Stated goal: Skip the pictures and extract all of the lines exactly as written.

Information supplied:

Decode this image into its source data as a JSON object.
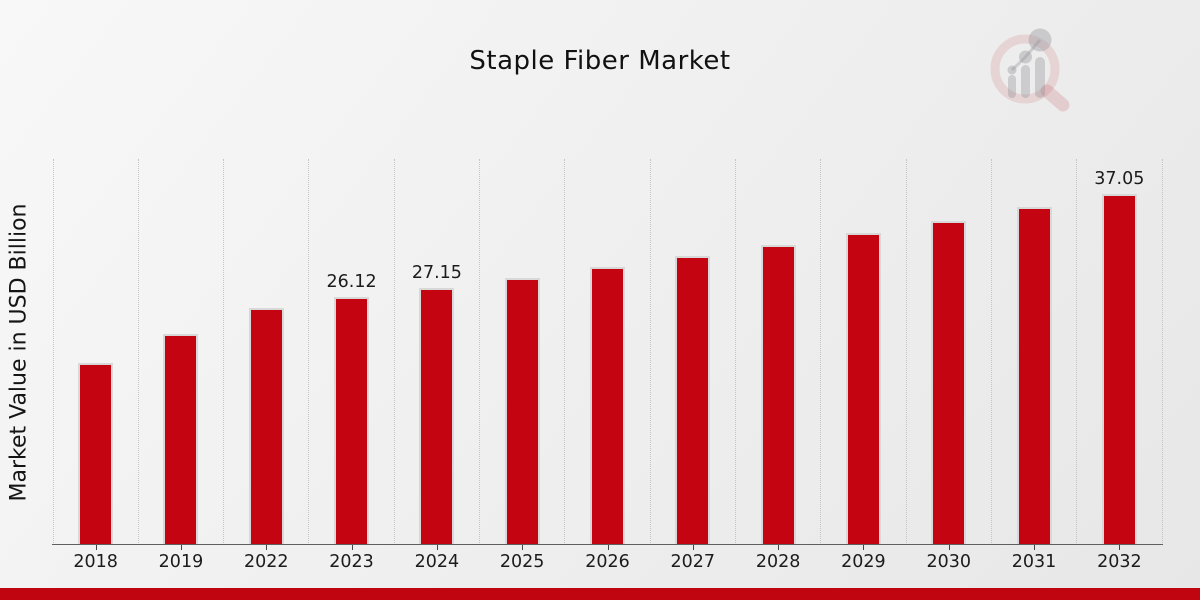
{
  "header": {
    "title": "Staple Fiber Market"
  },
  "watermark": {
    "icon": "magnifier-bar-chart-logo"
  },
  "chart_data": {
    "type": "bar",
    "title": "Staple Fiber Market",
    "xlabel": "",
    "ylabel": "Market Value in USD Billion",
    "ylim": [
      0,
      40.7
    ],
    "grid": "vertical-dotted",
    "legend": "none",
    "bar_color": "#c40511",
    "bar_edge_color": "#d8d8d8",
    "accent_color": "#c00511",
    "categories": [
      "2018",
      "2019",
      "2022",
      "2023",
      "2024",
      "2025",
      "2026",
      "2027",
      "2028",
      "2029",
      "2030",
      "2031",
      "2032"
    ],
    "values": [
      19.2,
      22.2,
      25.0,
      26.12,
      27.15,
      28.1,
      29.3,
      30.5,
      31.65,
      32.95,
      34.2,
      35.6,
      37.05
    ],
    "data_labels": [
      "",
      "",
      "",
      "26.12",
      "27.15",
      "",
      "",
      "",
      "",
      "",
      "",
      "",
      "37.05"
    ]
  }
}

Written reply:
Decode this image into its source data as a JSON object.
{
  "header": {
    "title": "Staple Fiber Market"
  },
  "watermark": {
    "icon": "magnifier-bar-chart-logo"
  },
  "chart_data": {
    "type": "bar",
    "title": "Staple Fiber Market",
    "xlabel": "",
    "ylabel": "Market Value in USD Billion",
    "ylim": [
      0,
      40.7
    ],
    "grid": "vertical-dotted",
    "legend": "none",
    "bar_color": "#c40511",
    "bar_edge_color": "#d8d8d8",
    "accent_color": "#c00511",
    "categories": [
      "2018",
      "2019",
      "2022",
      "2023",
      "2024",
      "2025",
      "2026",
      "2027",
      "2028",
      "2029",
      "2030",
      "2031",
      "2032"
    ],
    "values": [
      19.2,
      22.2,
      25.0,
      26.12,
      27.15,
      28.1,
      29.3,
      30.5,
      31.65,
      32.95,
      34.2,
      35.6,
      37.05
    ],
    "data_labels": [
      "",
      "",
      "",
      "26.12",
      "27.15",
      "",
      "",
      "",
      "",
      "",
      "",
      "",
      "37.05"
    ]
  }
}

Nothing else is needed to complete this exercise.